Data supplied

########################################

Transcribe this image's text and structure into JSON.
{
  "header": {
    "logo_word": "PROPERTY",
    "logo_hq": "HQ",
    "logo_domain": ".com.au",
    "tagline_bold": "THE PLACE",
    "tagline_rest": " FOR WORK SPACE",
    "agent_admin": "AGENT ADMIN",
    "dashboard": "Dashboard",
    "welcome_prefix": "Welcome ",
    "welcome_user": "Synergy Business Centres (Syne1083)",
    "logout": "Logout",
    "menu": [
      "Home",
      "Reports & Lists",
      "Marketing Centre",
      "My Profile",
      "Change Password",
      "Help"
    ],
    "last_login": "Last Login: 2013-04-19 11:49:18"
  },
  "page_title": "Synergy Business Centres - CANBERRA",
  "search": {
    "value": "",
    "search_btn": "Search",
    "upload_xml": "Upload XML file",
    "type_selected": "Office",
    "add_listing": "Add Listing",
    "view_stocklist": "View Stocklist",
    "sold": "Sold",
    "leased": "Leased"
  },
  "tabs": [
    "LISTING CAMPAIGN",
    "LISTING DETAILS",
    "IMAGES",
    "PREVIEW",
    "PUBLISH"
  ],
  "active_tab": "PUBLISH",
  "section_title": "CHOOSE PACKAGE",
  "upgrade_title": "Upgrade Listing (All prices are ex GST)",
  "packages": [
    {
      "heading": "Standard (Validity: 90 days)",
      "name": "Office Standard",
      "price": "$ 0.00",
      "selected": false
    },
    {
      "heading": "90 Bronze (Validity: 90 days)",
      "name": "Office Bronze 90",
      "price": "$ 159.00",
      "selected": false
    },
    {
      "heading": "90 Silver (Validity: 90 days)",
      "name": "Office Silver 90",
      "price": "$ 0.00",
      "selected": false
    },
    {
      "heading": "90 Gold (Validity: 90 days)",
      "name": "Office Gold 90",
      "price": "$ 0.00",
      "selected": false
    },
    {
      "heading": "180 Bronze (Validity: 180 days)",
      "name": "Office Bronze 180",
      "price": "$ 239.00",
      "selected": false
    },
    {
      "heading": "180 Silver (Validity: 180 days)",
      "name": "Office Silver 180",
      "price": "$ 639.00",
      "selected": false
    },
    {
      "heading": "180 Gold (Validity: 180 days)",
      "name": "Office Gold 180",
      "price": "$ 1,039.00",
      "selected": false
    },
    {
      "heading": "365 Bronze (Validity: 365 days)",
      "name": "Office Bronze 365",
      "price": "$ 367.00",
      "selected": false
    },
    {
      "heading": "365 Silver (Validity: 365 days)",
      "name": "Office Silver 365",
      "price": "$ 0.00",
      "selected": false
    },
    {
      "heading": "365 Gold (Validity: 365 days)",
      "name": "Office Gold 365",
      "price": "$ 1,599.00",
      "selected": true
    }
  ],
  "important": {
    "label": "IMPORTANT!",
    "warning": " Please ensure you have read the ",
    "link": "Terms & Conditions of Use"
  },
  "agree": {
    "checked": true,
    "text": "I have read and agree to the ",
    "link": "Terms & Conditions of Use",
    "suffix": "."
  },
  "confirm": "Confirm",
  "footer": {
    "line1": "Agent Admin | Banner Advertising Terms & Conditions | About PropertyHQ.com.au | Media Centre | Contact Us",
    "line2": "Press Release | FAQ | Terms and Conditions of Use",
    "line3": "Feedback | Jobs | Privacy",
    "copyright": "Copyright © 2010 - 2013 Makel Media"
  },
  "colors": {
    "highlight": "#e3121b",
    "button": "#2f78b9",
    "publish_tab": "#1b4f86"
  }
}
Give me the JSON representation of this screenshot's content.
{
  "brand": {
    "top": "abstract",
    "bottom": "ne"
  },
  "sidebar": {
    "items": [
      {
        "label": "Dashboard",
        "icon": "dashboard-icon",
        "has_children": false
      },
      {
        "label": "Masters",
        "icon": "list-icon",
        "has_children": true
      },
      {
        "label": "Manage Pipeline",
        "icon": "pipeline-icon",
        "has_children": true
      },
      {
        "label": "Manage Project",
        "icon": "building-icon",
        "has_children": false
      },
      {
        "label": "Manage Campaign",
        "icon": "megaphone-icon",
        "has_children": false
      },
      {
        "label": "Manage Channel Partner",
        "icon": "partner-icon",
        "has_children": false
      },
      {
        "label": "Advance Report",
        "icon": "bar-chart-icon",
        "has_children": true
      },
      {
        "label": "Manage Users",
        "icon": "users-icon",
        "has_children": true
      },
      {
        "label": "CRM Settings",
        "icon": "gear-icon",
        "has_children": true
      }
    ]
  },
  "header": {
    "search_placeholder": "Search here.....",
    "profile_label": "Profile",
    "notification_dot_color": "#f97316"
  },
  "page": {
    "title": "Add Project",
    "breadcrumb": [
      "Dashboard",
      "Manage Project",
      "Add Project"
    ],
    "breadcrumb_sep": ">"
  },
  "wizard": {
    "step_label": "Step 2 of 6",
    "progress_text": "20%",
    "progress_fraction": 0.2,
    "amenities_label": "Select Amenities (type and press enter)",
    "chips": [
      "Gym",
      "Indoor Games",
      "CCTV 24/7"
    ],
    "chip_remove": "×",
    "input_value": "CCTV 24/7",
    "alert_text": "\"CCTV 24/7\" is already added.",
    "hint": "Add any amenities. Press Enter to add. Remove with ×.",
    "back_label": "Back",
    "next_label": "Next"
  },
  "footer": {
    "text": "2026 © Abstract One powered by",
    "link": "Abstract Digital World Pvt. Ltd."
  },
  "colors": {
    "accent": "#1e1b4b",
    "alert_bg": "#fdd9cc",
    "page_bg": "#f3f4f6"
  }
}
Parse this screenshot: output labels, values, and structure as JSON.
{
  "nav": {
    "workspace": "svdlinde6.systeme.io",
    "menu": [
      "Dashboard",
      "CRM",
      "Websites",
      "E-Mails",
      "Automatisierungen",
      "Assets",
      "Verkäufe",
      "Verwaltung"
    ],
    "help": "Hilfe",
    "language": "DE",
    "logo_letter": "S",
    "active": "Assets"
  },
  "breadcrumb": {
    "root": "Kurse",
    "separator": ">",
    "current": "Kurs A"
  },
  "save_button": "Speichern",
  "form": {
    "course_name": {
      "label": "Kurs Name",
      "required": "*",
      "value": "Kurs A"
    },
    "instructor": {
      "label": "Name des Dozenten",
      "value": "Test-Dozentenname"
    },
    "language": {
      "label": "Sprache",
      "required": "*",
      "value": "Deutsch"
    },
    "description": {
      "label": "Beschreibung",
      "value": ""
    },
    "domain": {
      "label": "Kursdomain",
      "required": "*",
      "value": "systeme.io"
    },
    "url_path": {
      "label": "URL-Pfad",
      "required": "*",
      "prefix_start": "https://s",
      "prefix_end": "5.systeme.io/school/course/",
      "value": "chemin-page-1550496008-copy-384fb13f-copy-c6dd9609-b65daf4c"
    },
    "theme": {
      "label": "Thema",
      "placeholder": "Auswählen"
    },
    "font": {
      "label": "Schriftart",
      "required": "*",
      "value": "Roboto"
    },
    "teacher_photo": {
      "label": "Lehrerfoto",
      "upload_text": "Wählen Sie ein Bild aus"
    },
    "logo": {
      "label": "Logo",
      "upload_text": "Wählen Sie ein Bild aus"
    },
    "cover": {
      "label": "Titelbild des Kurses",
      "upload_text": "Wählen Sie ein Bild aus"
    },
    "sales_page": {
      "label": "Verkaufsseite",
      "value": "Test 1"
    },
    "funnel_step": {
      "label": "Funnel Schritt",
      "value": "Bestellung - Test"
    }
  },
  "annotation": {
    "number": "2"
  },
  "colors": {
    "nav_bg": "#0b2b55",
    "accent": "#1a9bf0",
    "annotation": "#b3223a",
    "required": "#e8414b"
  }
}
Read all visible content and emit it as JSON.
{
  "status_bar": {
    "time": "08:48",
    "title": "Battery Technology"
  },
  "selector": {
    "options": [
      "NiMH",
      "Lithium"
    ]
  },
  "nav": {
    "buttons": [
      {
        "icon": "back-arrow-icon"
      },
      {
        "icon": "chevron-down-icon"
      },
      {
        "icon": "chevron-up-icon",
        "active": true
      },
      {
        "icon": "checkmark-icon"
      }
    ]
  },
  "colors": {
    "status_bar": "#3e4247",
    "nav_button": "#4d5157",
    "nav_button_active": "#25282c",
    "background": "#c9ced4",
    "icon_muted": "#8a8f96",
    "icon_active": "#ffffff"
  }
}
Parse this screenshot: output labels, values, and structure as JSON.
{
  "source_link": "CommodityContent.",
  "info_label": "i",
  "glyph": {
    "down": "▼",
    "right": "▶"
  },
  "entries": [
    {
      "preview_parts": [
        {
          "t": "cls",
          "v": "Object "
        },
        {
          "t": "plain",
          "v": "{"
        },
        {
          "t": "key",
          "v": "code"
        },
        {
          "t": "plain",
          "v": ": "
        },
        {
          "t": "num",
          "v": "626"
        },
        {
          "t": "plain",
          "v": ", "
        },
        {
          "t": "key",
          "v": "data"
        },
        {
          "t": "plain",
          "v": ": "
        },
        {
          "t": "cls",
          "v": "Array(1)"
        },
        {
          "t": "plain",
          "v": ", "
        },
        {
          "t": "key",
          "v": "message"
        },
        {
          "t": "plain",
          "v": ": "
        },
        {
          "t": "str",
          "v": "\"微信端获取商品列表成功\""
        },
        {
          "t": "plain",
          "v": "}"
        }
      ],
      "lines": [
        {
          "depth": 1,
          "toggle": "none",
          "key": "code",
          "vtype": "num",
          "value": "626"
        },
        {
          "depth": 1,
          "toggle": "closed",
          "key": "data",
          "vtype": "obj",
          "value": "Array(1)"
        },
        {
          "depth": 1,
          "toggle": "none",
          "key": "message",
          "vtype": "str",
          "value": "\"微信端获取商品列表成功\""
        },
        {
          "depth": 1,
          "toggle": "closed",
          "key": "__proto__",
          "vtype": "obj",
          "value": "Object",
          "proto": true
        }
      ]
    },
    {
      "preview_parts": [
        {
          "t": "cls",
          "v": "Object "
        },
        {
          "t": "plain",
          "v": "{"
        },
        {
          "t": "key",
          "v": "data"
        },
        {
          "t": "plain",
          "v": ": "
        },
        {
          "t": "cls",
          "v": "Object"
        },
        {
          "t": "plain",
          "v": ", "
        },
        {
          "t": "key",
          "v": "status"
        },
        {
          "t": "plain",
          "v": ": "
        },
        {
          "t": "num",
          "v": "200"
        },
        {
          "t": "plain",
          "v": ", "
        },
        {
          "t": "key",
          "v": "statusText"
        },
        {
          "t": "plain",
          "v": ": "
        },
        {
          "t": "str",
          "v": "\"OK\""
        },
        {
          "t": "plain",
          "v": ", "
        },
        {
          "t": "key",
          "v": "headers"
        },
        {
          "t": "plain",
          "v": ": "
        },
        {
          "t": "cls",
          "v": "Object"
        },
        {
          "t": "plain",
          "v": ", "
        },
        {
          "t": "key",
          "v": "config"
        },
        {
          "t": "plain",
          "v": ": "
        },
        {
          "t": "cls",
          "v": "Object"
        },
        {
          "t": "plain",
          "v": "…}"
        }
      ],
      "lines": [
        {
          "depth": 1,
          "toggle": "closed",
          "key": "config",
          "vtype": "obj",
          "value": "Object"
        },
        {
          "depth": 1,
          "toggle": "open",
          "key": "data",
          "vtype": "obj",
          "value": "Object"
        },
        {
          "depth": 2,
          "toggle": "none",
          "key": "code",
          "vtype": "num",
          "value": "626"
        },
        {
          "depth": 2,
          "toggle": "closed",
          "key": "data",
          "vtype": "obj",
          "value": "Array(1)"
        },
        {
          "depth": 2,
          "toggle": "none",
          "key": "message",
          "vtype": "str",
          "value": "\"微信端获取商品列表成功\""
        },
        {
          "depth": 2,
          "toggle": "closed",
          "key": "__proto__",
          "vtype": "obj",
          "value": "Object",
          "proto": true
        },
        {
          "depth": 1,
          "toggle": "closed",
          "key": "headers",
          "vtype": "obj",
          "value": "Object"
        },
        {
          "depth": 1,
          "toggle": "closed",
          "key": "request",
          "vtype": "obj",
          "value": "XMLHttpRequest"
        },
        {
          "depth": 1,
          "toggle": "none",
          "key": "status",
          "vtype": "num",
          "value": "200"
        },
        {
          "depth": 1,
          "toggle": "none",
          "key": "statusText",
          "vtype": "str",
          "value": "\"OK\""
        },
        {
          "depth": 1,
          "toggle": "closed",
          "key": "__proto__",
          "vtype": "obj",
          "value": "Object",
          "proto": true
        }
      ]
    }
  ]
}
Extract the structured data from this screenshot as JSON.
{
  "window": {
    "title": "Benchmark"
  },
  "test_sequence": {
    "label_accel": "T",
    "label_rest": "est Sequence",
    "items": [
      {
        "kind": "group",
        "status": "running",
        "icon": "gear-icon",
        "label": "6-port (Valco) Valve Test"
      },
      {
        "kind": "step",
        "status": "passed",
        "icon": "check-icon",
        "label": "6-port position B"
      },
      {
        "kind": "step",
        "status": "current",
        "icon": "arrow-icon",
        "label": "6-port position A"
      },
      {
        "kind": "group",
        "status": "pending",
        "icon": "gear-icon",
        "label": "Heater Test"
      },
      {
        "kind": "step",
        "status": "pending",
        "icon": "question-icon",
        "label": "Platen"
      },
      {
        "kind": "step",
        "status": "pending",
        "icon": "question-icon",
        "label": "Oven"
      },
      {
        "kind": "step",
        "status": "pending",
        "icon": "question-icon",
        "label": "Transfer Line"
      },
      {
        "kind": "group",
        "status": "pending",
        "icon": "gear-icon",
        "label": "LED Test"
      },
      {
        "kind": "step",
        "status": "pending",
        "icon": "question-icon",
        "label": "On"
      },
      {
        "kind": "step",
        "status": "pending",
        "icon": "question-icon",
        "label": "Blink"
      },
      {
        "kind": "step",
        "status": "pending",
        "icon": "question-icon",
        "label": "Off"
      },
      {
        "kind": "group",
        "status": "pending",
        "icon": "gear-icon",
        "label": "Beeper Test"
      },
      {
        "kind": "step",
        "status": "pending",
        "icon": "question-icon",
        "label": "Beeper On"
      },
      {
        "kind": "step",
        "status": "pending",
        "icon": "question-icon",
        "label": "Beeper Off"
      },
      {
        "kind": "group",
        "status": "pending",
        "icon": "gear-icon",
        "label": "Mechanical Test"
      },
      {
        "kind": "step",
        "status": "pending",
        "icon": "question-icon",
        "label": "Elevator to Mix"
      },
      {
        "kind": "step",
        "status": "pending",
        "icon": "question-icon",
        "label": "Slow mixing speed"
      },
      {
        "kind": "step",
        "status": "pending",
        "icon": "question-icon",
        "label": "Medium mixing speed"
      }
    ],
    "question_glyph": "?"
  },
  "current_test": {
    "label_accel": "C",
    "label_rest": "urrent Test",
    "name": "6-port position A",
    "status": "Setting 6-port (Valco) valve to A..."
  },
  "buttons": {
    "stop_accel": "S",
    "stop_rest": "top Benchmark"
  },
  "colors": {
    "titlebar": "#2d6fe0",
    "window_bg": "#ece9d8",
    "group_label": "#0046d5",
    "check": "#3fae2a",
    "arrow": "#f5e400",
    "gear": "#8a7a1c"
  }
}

########################################

Problem statement
Lines that hold "Media" are the ones to copy; find all of them.

Solved problem
    "line1": "Agent Admin | Banner Advertising Terms & Conditions | About PropertyHQ.com.au | Media Centre | Contact Us",
    "copyright": "Copyright © 2010 - 2013 Makel Media"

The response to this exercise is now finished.